#### What is being asked
Reproduce the following rows verbatim.

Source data
-*-*-

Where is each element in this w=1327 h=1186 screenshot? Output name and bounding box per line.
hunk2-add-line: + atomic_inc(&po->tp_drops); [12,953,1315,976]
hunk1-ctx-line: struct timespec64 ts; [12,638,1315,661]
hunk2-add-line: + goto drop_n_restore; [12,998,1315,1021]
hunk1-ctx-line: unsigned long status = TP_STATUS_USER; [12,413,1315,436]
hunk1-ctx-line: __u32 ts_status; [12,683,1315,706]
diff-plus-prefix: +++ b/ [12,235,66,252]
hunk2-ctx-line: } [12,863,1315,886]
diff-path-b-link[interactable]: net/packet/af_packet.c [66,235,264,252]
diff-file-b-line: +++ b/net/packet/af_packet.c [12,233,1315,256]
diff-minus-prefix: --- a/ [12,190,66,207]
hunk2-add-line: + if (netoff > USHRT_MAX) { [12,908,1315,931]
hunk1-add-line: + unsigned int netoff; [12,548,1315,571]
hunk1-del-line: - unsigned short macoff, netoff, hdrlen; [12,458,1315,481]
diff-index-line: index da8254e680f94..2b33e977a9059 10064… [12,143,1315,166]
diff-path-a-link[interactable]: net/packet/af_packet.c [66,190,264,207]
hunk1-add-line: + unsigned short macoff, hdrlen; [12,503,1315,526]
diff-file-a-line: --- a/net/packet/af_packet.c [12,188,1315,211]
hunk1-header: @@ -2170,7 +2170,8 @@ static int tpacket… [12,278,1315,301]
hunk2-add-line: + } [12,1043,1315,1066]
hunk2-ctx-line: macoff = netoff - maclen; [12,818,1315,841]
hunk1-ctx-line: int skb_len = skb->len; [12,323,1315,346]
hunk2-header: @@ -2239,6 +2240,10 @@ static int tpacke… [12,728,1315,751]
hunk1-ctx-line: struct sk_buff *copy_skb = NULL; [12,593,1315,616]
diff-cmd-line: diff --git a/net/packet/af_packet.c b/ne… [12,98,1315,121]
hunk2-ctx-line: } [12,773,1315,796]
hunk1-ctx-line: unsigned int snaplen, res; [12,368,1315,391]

-*-*-

#### Answer to the exercise
Where is each element in this w=1327 h=1186 screenshot? Output name and bounding box per line.
hunk2-add-line: + atomic_inc(&po->tp_drops); [12,953,1315,976]
hunk1-ctx-line: struct timespec64 ts; [12,638,1315,661]
hunk2-add-line: + goto drop_n_restore; [12,998,1315,1021]
hunk1-ctx-line: unsigned long status = TP_STATUS_USER; [12,413,1315,436]
hunk1-ctx-line: __u32 ts_status; [12,683,1315,706]
diff-plus-prefix: +++ b/ [12,235,66,252]
hunk2-ctx-line: } [12,863,1315,886]
diff-path-b-link[interactable]: net/packet/af_packet.c [66,235,264,252]
diff-file-b-line: +++ b/net/packet/af_packet.c [12,233,1315,256]
diff-minus-prefix: --- a/ [12,190,66,207]
hunk2-add-line: + if (netoff > USHRT_MAX) { [12,908,1315,931]
hunk1-add-line: + unsigned int netoff; [12,548,1315,571]
hunk1-del-line: - unsigned short macoff, netoff, hdrlen; [12,458,1315,481]
diff-index-line: index da8254e680f94..2b33e977a9059 10064… [12,143,1315,166]
diff-path-a-link[interactable]: net/packet/af_packet.c [66,190,264,207]
hunk1-add-line: + unsigned short macoff, hdrlen; [12,503,1315,526]
diff-file-a-line: --- a/net/packet/af_packet.c [12,188,1315,211]
hunk1-header: @@ -2170,7 +2170,8 @@ static int tpacket… [12,278,1315,301]
hunk2-add-line: + } [12,1043,1315,1066]
hunk2-ctx-line: macoff = netoff - maclen; [12,818,1315,841]
hunk1-ctx-line: int skb_len = skb->len; [12,323,1315,346]
hunk2-header: @@ -2239,6 +2240,10 @@ static int tpacke… [12,728,1315,751]
hunk1-ctx-line: struct sk_buff *copy_skb = NULL; [12,593,1315,616]
diff-cmd-line: diff --git a/net/packet/af_packet.c b/ne… [12,98,1315,121]
hunk2-ctx-line: } [12,773,1315,796]
hunk1-ctx-line: unsigned int snaplen, res; [12,368,1315,391]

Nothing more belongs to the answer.